Copy the material that follows word for word and omit its pictures.

— Task inputs —
+-------+
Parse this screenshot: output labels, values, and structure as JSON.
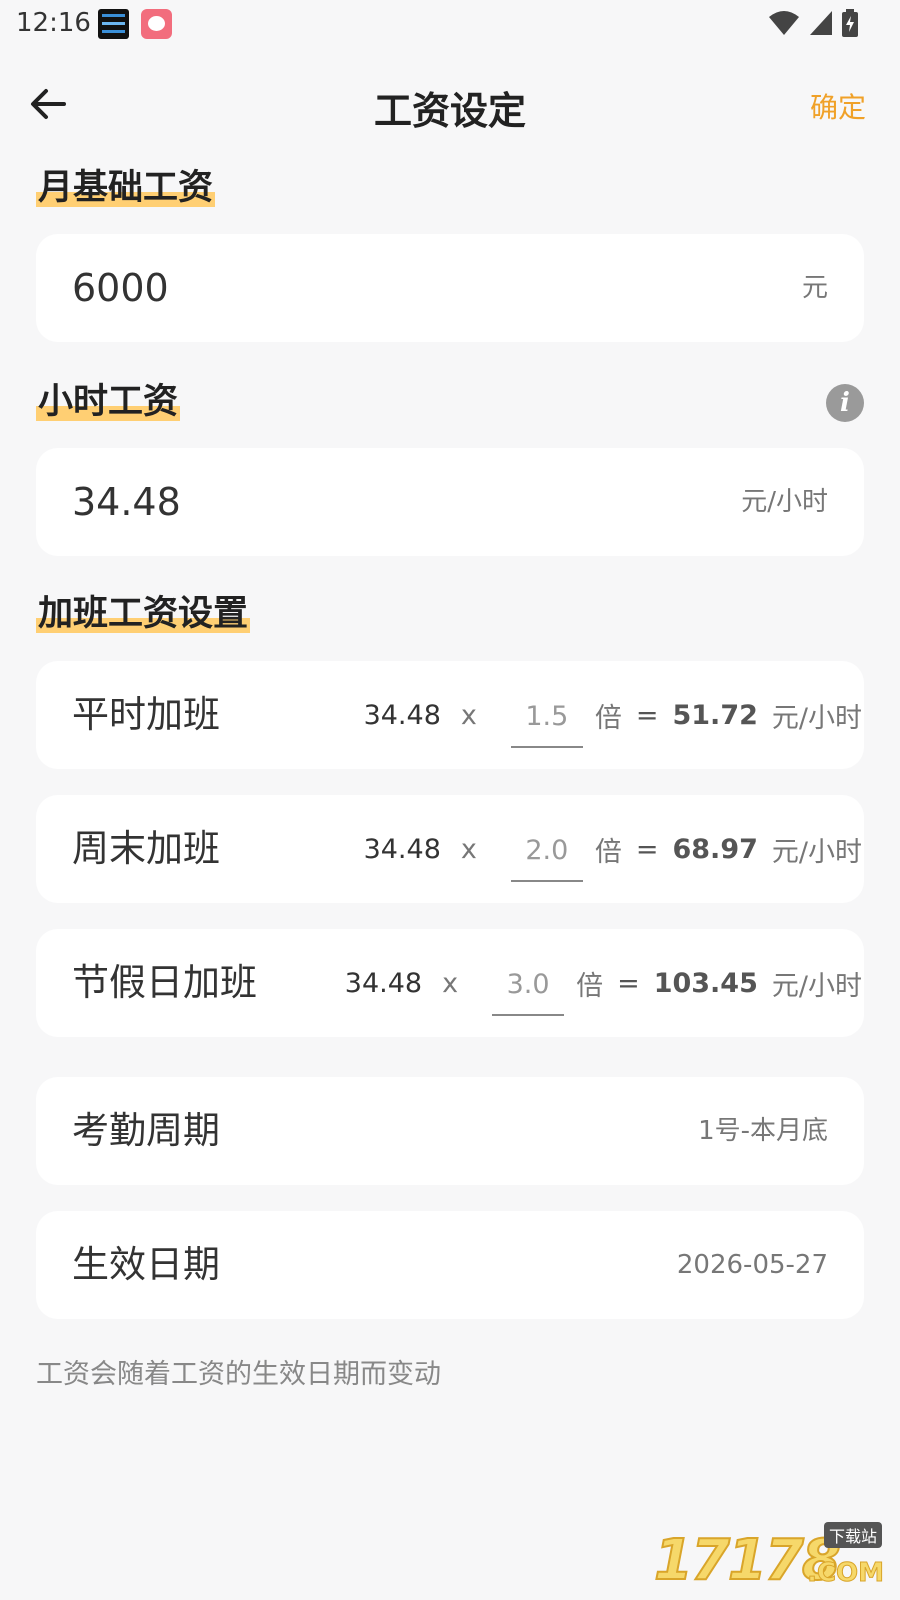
{
  "status_bar": {
    "time": "12:16",
    "icons": [
      "wifi-icon",
      "signal-icon",
      "battery-charging-icon"
    ]
  },
  "header": {
    "title": "工资设定",
    "confirm_label": "确定",
    "back_icon": "arrow-left-icon"
  },
  "monthly": {
    "section_title": "月基础工资",
    "value": "6000",
    "unit": "元"
  },
  "hourly": {
    "section_title": "小时工资",
    "info_icon": "info-icon",
    "value": "34.48",
    "unit": "元/小时"
  },
  "overtime": {
    "section_title": "加班工资设置",
    "rows": [
      {
        "label": "平时加班",
        "base": "34.48",
        "times": "x",
        "multiplier": "1.5",
        "bei": "倍",
        "eq": "=",
        "result": "51.72",
        "unit": "元/小时"
      },
      {
        "label": "周末加班",
        "base": "34.48",
        "times": "x",
        "multiplier": "2.0",
        "bei": "倍",
        "eq": "=",
        "result": "68.97",
        "unit": "元/小时"
      },
      {
        "label": "节假日加班",
        "base": "34.48",
        "times": "x",
        "multiplier": "3.0",
        "bei": "倍",
        "eq": "=",
        "result": "103.45",
        "unit": "元/小时"
      }
    ]
  },
  "attendance": {
    "label": "考勤周期",
    "value": "1号-本月底"
  },
  "effective_date": {
    "label": "生效日期",
    "value": "2026-05-27"
  },
  "footer_note": "工资会随着工资的生效日期而变动",
  "watermark": {
    "number": "17178",
    "tag": "下载站",
    "suffix": ".COM"
  },
  "colors": {
    "accent": "#f0a128",
    "highlight": "#ffcf73",
    "card": "#ffffff",
    "background": "#f7f7f8"
  }
}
+-------+
— Solution to this exercise —
Parse this screenshot: output labels, values, and structure as JSON.
{
  "status_bar": {
    "time": "12:16",
    "icons": [
      "wifi-icon",
      "signal-icon",
      "battery-charging-icon"
    ]
  },
  "header": {
    "title": "工资设定",
    "confirm_label": "确定",
    "back_icon": "arrow-left-icon"
  },
  "monthly": {
    "section_title": "月基础工资",
    "value": "6000",
    "unit": "元"
  },
  "hourly": {
    "section_title": "小时工资",
    "info_icon": "info-icon",
    "value": "34.48",
    "unit": "元/小时"
  },
  "overtime": {
    "section_title": "加班工资设置",
    "rows": [
      {
        "label": "平时加班",
        "base": "34.48",
        "times": "x",
        "multiplier": "1.5",
        "bei": "倍",
        "eq": "=",
        "result": "51.72",
        "unit": "元/小时"
      },
      {
        "label": "周末加班",
        "base": "34.48",
        "times": "x",
        "multiplier": "2.0",
        "bei": "倍",
        "eq": "=",
        "result": "68.97",
        "unit": "元/小时"
      },
      {
        "label": "节假日加班",
        "base": "34.48",
        "times": "x",
        "multiplier": "3.0",
        "bei": "倍",
        "eq": "=",
        "result": "103.45",
        "unit": "元/小时"
      }
    ]
  },
  "attendance": {
    "label": "考勤周期",
    "value": "1号-本月底"
  },
  "effective_date": {
    "label": "生效日期",
    "value": "2026-05-27"
  },
  "footer_note": "工资会随着工资的生效日期而变动",
  "watermark": {
    "number": "17178",
    "tag": "下载站",
    "suffix": ".COM"
  },
  "colors": {
    "accent": "#f0a128",
    "highlight": "#ffcf73",
    "card": "#ffffff",
    "background": "#f7f7f8"
  }
}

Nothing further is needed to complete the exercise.